Aim: Rewrite the lines from the first one through the line with "star-icon <box>291 361 315 385</box>", substituting "Saved" for "Success" and leaving everything else unchanged.

Provided records:
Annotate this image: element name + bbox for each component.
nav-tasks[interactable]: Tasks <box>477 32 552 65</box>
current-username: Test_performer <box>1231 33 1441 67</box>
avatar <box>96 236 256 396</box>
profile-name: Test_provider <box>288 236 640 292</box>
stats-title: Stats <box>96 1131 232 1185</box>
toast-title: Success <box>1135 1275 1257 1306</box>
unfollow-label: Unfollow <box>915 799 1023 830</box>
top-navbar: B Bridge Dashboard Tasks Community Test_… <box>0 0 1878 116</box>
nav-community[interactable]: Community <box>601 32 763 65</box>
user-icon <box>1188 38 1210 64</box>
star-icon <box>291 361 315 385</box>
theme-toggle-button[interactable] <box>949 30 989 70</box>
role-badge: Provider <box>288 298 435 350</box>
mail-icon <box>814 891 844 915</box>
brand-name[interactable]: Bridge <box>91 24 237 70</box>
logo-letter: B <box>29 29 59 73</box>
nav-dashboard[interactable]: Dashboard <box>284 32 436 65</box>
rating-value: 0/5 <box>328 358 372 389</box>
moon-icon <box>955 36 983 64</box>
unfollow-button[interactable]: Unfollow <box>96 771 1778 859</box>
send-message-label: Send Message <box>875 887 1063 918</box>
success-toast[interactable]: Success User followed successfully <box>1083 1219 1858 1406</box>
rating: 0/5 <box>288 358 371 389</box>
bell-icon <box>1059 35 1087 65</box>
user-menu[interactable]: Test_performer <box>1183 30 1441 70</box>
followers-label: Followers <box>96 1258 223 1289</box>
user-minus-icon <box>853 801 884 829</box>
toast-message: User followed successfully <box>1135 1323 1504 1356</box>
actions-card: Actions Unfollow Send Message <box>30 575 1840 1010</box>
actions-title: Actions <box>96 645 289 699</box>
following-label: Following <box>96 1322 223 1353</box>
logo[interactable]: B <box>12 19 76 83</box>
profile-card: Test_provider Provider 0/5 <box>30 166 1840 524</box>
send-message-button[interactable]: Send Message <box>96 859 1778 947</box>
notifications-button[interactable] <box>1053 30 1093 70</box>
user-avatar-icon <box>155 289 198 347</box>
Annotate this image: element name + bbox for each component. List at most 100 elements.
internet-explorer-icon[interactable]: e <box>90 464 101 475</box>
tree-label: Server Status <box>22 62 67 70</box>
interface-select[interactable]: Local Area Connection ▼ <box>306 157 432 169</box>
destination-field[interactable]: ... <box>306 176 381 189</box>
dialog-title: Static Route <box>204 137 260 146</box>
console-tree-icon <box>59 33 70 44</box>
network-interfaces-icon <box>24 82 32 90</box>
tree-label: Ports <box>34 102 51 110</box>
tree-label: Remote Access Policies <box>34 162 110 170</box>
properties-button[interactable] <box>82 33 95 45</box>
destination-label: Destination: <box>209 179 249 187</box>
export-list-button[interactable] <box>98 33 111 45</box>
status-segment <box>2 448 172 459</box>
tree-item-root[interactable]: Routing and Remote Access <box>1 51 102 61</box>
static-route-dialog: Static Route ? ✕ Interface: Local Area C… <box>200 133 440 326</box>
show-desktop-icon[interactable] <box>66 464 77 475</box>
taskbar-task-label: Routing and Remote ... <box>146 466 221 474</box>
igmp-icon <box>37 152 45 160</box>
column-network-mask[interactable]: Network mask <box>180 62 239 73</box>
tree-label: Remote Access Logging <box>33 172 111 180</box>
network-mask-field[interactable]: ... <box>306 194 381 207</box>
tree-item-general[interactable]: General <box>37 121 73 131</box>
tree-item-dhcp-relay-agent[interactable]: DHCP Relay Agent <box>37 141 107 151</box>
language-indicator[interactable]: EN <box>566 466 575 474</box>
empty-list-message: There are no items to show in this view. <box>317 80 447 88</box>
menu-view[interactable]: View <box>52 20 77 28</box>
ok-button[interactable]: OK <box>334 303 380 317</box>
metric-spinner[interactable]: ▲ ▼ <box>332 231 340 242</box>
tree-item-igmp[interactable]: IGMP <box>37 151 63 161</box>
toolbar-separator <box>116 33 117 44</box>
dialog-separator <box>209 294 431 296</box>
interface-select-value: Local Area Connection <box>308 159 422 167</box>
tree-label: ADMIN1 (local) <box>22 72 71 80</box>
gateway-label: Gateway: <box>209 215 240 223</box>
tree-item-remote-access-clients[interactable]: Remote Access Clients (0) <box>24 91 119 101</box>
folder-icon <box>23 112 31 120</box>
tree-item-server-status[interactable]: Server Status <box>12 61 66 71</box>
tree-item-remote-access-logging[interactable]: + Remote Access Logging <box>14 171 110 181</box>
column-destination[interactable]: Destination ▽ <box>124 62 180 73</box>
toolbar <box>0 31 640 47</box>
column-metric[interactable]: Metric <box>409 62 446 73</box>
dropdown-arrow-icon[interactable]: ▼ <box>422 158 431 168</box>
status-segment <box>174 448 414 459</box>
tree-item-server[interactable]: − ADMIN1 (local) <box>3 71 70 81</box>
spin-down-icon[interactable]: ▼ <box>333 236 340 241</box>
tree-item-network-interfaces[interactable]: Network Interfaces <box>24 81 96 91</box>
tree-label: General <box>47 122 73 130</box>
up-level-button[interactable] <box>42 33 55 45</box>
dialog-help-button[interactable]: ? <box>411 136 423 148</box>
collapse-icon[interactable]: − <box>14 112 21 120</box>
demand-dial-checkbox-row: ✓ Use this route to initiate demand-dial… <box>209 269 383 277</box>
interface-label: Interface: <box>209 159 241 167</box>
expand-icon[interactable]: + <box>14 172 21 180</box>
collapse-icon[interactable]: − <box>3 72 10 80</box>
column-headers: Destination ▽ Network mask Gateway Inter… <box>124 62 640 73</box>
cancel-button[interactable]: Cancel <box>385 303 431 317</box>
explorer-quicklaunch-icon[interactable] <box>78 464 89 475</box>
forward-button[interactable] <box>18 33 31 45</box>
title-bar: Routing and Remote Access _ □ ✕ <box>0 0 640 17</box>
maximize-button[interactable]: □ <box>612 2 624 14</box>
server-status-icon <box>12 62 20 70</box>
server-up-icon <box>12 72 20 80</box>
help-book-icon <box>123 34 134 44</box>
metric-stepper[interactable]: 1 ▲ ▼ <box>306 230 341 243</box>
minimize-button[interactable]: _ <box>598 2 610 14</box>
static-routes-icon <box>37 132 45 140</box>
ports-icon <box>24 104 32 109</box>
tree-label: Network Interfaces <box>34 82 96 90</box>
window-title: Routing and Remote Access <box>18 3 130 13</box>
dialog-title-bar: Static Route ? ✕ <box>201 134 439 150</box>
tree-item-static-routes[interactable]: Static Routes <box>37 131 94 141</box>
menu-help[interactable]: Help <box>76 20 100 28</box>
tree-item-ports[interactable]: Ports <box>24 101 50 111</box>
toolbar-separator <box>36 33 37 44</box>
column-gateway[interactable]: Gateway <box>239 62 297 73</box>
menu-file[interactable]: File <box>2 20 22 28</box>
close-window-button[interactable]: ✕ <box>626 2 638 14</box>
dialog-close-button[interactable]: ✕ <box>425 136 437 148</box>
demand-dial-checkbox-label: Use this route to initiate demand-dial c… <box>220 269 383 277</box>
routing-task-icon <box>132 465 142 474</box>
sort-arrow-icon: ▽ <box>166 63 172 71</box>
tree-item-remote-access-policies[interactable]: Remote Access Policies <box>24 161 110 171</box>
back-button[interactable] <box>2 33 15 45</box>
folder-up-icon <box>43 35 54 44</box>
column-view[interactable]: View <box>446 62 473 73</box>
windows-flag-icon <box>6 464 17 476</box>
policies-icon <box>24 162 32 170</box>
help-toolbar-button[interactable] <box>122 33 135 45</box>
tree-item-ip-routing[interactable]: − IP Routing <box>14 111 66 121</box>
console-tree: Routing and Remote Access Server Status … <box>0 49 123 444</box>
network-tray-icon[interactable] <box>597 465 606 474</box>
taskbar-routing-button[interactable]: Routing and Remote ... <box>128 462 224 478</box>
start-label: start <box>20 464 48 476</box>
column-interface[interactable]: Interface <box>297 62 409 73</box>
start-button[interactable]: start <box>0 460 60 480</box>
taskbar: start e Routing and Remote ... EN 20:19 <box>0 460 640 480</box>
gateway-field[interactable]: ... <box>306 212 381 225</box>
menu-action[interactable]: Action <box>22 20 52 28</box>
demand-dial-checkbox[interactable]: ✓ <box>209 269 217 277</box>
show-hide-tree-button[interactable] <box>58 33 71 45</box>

Reply:
Annotate this image: element name + bbox for each component.
nav-tasks[interactable]: Tasks <box>477 32 552 65</box>
current-username: Test_performer <box>1231 33 1441 67</box>
avatar <box>96 236 256 396</box>
profile-name: Test_provider <box>288 236 640 292</box>
stats-title: Stats <box>96 1131 232 1185</box>
toast-title: Saved <box>1135 1275 1257 1306</box>
unfollow-label: Unfollow <box>915 799 1023 830</box>
top-navbar: B Bridge Dashboard Tasks Community Test_… <box>0 0 1878 116</box>
nav-community[interactable]: Community <box>601 32 763 65</box>
user-icon <box>1188 38 1210 64</box>
star-icon <box>291 361 315 385</box>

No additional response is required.